* begin Data for the task *
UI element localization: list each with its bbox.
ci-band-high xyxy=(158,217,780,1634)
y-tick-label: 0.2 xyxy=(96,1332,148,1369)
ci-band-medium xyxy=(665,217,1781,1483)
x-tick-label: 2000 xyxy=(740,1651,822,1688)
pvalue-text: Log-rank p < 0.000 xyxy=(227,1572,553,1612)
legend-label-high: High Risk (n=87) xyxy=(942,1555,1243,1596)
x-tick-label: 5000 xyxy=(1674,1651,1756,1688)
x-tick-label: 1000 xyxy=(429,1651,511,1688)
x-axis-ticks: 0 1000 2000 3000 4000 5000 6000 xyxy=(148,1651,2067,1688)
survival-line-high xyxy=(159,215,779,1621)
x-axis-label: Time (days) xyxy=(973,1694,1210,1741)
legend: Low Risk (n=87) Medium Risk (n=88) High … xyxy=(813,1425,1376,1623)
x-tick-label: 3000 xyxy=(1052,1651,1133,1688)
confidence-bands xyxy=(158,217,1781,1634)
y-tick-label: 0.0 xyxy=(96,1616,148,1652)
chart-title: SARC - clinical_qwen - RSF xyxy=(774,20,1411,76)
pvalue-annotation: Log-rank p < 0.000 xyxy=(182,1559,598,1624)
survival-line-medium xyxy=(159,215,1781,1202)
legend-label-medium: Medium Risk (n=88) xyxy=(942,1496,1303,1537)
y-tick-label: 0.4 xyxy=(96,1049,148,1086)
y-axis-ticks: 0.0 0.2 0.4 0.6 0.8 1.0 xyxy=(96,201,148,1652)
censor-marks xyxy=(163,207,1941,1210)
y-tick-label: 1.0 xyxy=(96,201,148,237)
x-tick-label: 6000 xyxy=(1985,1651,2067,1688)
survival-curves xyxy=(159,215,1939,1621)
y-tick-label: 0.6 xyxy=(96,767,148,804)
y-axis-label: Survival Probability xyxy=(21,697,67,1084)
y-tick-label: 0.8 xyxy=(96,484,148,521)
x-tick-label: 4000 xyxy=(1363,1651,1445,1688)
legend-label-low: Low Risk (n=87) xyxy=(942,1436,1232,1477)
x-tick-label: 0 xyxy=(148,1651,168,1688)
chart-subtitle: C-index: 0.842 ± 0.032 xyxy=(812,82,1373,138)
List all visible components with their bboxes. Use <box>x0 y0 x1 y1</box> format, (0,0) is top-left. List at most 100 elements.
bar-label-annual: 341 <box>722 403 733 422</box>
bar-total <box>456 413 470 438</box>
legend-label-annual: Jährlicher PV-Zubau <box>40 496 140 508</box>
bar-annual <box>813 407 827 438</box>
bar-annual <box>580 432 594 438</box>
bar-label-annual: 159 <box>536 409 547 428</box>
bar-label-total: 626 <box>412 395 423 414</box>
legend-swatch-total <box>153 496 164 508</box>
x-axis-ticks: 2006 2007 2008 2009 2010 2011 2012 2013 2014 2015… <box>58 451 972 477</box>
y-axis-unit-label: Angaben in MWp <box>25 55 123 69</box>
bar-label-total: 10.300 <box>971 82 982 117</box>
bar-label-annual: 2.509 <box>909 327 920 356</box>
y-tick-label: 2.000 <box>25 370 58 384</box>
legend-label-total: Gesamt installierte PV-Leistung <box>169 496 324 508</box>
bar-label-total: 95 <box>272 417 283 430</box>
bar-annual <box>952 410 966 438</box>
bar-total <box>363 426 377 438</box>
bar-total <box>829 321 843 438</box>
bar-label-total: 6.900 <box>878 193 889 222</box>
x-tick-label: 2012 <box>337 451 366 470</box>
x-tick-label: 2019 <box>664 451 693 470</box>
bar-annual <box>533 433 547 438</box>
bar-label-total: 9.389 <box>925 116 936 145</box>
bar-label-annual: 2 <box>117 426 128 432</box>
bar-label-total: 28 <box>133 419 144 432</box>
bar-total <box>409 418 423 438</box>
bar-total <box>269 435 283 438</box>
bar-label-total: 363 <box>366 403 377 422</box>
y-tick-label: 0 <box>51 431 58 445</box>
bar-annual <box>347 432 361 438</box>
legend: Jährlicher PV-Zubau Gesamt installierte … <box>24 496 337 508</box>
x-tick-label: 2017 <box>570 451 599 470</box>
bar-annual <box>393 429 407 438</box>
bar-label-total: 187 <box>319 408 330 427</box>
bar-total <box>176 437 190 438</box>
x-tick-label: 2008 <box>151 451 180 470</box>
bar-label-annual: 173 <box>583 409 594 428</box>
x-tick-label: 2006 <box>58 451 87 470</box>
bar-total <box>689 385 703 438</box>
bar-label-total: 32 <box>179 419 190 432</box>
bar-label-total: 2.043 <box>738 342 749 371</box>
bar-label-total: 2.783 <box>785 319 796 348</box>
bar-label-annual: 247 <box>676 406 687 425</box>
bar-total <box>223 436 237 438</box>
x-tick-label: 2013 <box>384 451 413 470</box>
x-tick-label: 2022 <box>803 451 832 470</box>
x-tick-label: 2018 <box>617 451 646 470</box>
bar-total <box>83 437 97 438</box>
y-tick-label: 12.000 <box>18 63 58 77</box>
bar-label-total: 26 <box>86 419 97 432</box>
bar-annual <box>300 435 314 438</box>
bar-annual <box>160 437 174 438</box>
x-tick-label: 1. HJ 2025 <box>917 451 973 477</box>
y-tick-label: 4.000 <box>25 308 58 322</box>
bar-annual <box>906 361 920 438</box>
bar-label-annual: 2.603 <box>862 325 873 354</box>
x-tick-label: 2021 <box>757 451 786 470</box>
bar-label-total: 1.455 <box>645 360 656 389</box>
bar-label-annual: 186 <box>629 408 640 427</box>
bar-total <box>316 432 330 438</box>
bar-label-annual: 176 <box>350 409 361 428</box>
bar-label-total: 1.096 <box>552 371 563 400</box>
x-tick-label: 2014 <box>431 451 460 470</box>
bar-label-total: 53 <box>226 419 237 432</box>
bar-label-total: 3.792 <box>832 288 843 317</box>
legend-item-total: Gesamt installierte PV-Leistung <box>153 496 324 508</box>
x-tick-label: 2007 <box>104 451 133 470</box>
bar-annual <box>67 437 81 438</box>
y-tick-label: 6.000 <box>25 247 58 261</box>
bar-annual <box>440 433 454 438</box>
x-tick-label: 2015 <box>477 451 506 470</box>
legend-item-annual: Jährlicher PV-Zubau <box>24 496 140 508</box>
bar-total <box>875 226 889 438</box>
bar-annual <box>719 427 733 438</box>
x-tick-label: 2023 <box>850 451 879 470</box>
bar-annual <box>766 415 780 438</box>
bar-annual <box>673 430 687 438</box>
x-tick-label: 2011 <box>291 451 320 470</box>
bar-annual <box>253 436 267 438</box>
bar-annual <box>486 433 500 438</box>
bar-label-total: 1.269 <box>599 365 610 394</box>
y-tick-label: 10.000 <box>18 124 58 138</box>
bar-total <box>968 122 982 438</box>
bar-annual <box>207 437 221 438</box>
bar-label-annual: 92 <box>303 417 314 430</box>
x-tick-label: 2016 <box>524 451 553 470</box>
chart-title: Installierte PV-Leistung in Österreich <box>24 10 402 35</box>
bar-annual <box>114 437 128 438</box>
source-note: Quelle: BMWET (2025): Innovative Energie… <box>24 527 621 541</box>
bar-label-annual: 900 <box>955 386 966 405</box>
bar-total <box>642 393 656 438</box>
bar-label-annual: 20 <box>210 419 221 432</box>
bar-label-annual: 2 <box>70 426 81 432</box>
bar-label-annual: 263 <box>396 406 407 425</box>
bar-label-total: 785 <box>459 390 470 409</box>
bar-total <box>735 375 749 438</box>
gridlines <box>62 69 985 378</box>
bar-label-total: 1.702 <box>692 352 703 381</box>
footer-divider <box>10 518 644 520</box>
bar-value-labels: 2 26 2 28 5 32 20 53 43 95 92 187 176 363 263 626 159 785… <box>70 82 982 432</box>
* end Data for the task *
• _What you are asked to do_: Write out both entries above line for line, keeping every character, number and box unchanged.

• _Result of this task_:
UI element localization: list each with its bbox.
ci-band-high xyxy=(158,217,780,1634)
y-tick-label: 0.2 xyxy=(96,1332,148,1369)
ci-band-medium xyxy=(665,217,1781,1483)
x-tick-label: 2000 xyxy=(740,1651,822,1688)
pvalue-text: Log-rank p < 0.000 xyxy=(227,1572,553,1612)
legend-label-high: High Risk (n=87) xyxy=(942,1555,1243,1596)
x-tick-label: 5000 xyxy=(1674,1651,1756,1688)
x-tick-label: 1000 xyxy=(429,1651,511,1688)
x-axis-ticks: 0 1000 2000 3000 4000 5000 6000 xyxy=(148,1651,2067,1688)
survival-line-high xyxy=(159,215,779,1621)
x-axis-label: Time (days) xyxy=(973,1694,1210,1741)
legend: Low Risk (n=87) Medium Risk (n=88) High … xyxy=(813,1425,1376,1623)
x-tick-label: 3000 xyxy=(1052,1651,1133,1688)
confidence-bands xyxy=(158,217,1781,1634)
y-tick-label: 0.0 xyxy=(96,1616,148,1652)
chart-title: SARC - clinical_qwen - RSF xyxy=(774,20,1411,76)
pvalue-annotation: Log-rank p < 0.000 xyxy=(182,1559,598,1624)
survival-line-medium xyxy=(159,215,1781,1202)
legend-label-medium: Medium Risk (n=88) xyxy=(942,1496,1303,1537)
y-tick-label: 0.4 xyxy=(96,1049,148,1086)
y-axis-ticks: 0.0 0.2 0.4 0.6 0.8 1.0 xyxy=(96,201,148,1652)
censor-marks xyxy=(163,207,1941,1210)
y-tick-label: 1.0 xyxy=(96,201,148,237)
x-tick-label: 6000 xyxy=(1985,1651,2067,1688)
survival-curves xyxy=(159,215,1939,1621)
y-tick-label: 0.6 xyxy=(96,767,148,804)
y-axis-label: Survival Probability xyxy=(21,697,67,1084)
y-tick-label: 0.8 xyxy=(96,484,148,521)
x-tick-label: 4000 xyxy=(1363,1651,1445,1688)
legend-label-low: Low Risk (n=87) xyxy=(942,1436,1232,1477)
x-tick-label: 0 xyxy=(148,1651,168,1688)
chart-subtitle: C-index: 0.842 ± 0.032 xyxy=(812,82,1373,138)
List all visible components with their bboxes. Use <box>x0 y0 x1 y1</box> format, (0,0) is top-left. List at most 100 elements.
bar-label-annual: 341 <box>722 403 733 422</box>
bar-total <box>456 413 470 438</box>
legend-label-annual: Jährlicher PV-Zubau <box>40 496 140 508</box>
bar-annual <box>813 407 827 438</box>
bar-annual <box>580 432 594 438</box>
bar-label-annual: 159 <box>536 409 547 428</box>
bar-label-total: 626 <box>412 395 423 414</box>
legend-swatch-total <box>153 496 164 508</box>
x-axis-ticks: 2006 2007 2008 2009 2010 2011 2012 2013 2014 2015… <box>58 451 972 477</box>
y-axis-unit-label: Angaben in MWp <box>25 55 123 69</box>
bar-label-total: 10.300 <box>971 82 982 117</box>
bar-label-annual: 2.509 <box>909 327 920 356</box>
y-tick-label: 2.000 <box>25 370 58 384</box>
legend-label-total: Gesamt installierte PV-Leistung <box>169 496 324 508</box>
bar-label-total: 95 <box>272 417 283 430</box>
bar-annual <box>952 410 966 438</box>
bar-total <box>363 426 377 438</box>
bar-total <box>829 321 843 438</box>
bar-label-total: 6.900 <box>878 193 889 222</box>
x-tick-label: 2012 <box>337 451 366 470</box>
x-tick-label: 2019 <box>664 451 693 470</box>
bar-annual <box>533 433 547 438</box>
bar-label-total: 9.389 <box>925 116 936 145</box>
bar-label-annual: 2 <box>117 426 128 432</box>
bar-label-total: 28 <box>133 419 144 432</box>
bar-total <box>409 418 423 438</box>
bar-total <box>269 435 283 438</box>
bar-label-total: 363 <box>366 403 377 422</box>
y-tick-label: 0 <box>51 431 58 445</box>
bar-annual <box>347 432 361 438</box>
legend: Jährlicher PV-Zubau Gesamt installierte … <box>24 496 337 508</box>
x-tick-label: 2017 <box>570 451 599 470</box>
bar-annual <box>393 429 407 438</box>
bar-label-total: 187 <box>319 408 330 427</box>
bar-total <box>176 437 190 438</box>
x-tick-label: 2008 <box>151 451 180 470</box>
bar-label-annual: 173 <box>583 409 594 428</box>
x-tick-label: 2006 <box>58 451 87 470</box>
bar-total <box>689 385 703 438</box>
bar-label-total: 32 <box>179 419 190 432</box>
bar-label-total: 2.043 <box>738 342 749 371</box>
bar-label-total: 2.783 <box>785 319 796 348</box>
bar-label-annual: 247 <box>676 406 687 425</box>
bar-total <box>223 436 237 438</box>
x-tick-label: 2013 <box>384 451 413 470</box>
x-tick-label: 2022 <box>803 451 832 470</box>
x-tick-label: 2018 <box>617 451 646 470</box>
bar-total <box>83 437 97 438</box>
y-tick-label: 12.000 <box>18 63 58 77</box>
bar-label-total: 26 <box>86 419 97 432</box>
bar-annual <box>300 435 314 438</box>
bar-annual <box>160 437 174 438</box>
x-tick-label: 1. HJ 2025 <box>917 451 973 477</box>
y-tick-label: 4.000 <box>25 308 58 322</box>
bar-annual <box>906 361 920 438</box>
bar-label-annual: 2.603 <box>862 325 873 354</box>
x-tick-label: 2021 <box>757 451 786 470</box>
bar-label-total: 1.455 <box>645 360 656 389</box>
bar-label-annual: 186 <box>629 408 640 427</box>
bar-total <box>316 432 330 438</box>
bar-label-annual: 176 <box>350 409 361 428</box>
bar-label-total: 1.096 <box>552 371 563 400</box>
x-tick-label: 2014 <box>431 451 460 470</box>
bar-label-total: 53 <box>226 419 237 432</box>
bar-label-total: 3.792 <box>832 288 843 317</box>
legend-item-total: Gesamt installierte PV-Leistung <box>153 496 324 508</box>
x-tick-label: 2007 <box>104 451 133 470</box>
bar-annual <box>67 437 81 438</box>
y-tick-label: 6.000 <box>25 247 58 261</box>
bar-annual <box>440 433 454 438</box>
x-tick-label: 2015 <box>477 451 506 470</box>
legend-item-annual: Jährlicher PV-Zubau <box>24 496 140 508</box>
bar-total <box>875 226 889 438</box>
bar-annual <box>719 427 733 438</box>
x-tick-label: 2023 <box>850 451 879 470</box>
bar-annual <box>766 415 780 438</box>
bar-annual <box>673 430 687 438</box>
x-tick-label: 2011 <box>291 451 320 470</box>
bar-annual <box>253 436 267 438</box>
bar-annual <box>486 433 500 438</box>
bar-label-total: 1.269 <box>599 365 610 394</box>
y-tick-label: 10.000 <box>18 124 58 138</box>
bar-total <box>968 122 982 438</box>
bar-annual <box>207 437 221 438</box>
bar-label-annual: 92 <box>303 417 314 430</box>
x-tick-label: 2016 <box>524 451 553 470</box>
chart-title: Installierte PV-Leistung in Österreich <box>24 10 402 35</box>
bar-annual <box>114 437 128 438</box>
source-note: Quelle: BMWET (2025): Innovative Energie… <box>24 527 621 541</box>
bar-label-annual: 900 <box>955 386 966 405</box>
bar-total <box>642 393 656 438</box>
bar-label-annual: 20 <box>210 419 221 432</box>
bar-label-annual: 2 <box>70 426 81 432</box>
bar-label-annual: 263 <box>396 406 407 425</box>
bar-label-total: 785 <box>459 390 470 409</box>
bar-total <box>735 375 749 438</box>
gridlines <box>62 69 985 378</box>
bar-label-total: 1.702 <box>692 352 703 381</box>
footer-divider <box>10 518 644 520</box>
bar-value-labels: 2 26 2 28 5 32 20 53 43 95 92 187 176 363 263 626 159 785… <box>70 82 982 432</box>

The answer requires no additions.